**WHAT THE TASK REQUIRES**
Make an exact copy of the data below, leaving out every picture.

**DATA FOR PROCESSING**
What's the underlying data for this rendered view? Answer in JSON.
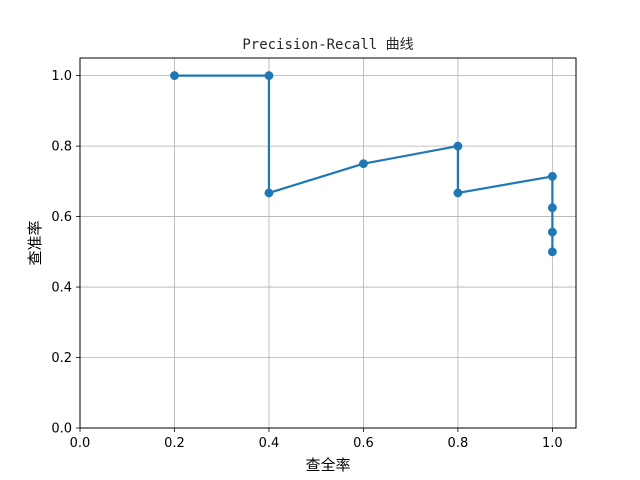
{
  "chart_data": {
    "type": "line",
    "title": "Precision-Recall 曲线",
    "xlabel": "查全率",
    "ylabel": "查准率",
    "xlim": [
      0.0,
      1.05
    ],
    "ylim": [
      0.0,
      1.05
    ],
    "xticks": [
      0.0,
      0.2,
      0.4,
      0.6,
      0.8,
      1.0
    ],
    "yticks": [
      0.0,
      0.2,
      0.4,
      0.6,
      0.8,
      1.0
    ],
    "xtick_labels": [
      "0.0",
      "0.2",
      "0.4",
      "0.6",
      "0.8",
      "1.0"
    ],
    "ytick_labels": [
      "0.0",
      "0.2",
      "0.4",
      "0.6",
      "0.8",
      "1.0"
    ],
    "grid": true,
    "markers": true,
    "series": [
      {
        "color": "#1f77b4",
        "x": [
          0.2,
          0.4,
          0.4,
          0.6,
          0.8,
          0.8,
          1.0,
          1.0,
          1.0,
          1.0
        ],
        "y": [
          1.0,
          1.0,
          0.667,
          0.75,
          0.8,
          0.667,
          0.714,
          0.625,
          0.556,
          0.5
        ]
      }
    ]
  }
}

**WRITTEN ANSWER**
What's the underlying data for this rendered view? Answer in JSON.
{
  "chart_data": {
    "type": "line",
    "title": "Precision-Recall 曲线",
    "xlabel": "查全率",
    "ylabel": "查准率",
    "xlim": [
      0.0,
      1.05
    ],
    "ylim": [
      0.0,
      1.05
    ],
    "xticks": [
      0.0,
      0.2,
      0.4,
      0.6,
      0.8,
      1.0
    ],
    "yticks": [
      0.0,
      0.2,
      0.4,
      0.6,
      0.8,
      1.0
    ],
    "xtick_labels": [
      "0.0",
      "0.2",
      "0.4",
      "0.6",
      "0.8",
      "1.0"
    ],
    "ytick_labels": [
      "0.0",
      "0.2",
      "0.4",
      "0.6",
      "0.8",
      "1.0"
    ],
    "grid": true,
    "markers": true,
    "series": [
      {
        "color": "#1f77b4",
        "x": [
          0.2,
          0.4,
          0.4,
          0.6,
          0.8,
          0.8,
          1.0,
          1.0,
          1.0,
          1.0
        ],
        "y": [
          1.0,
          1.0,
          0.667,
          0.75,
          0.8,
          0.667,
          0.714,
          0.625,
          0.556,
          0.5
        ]
      }
    ]
  }
}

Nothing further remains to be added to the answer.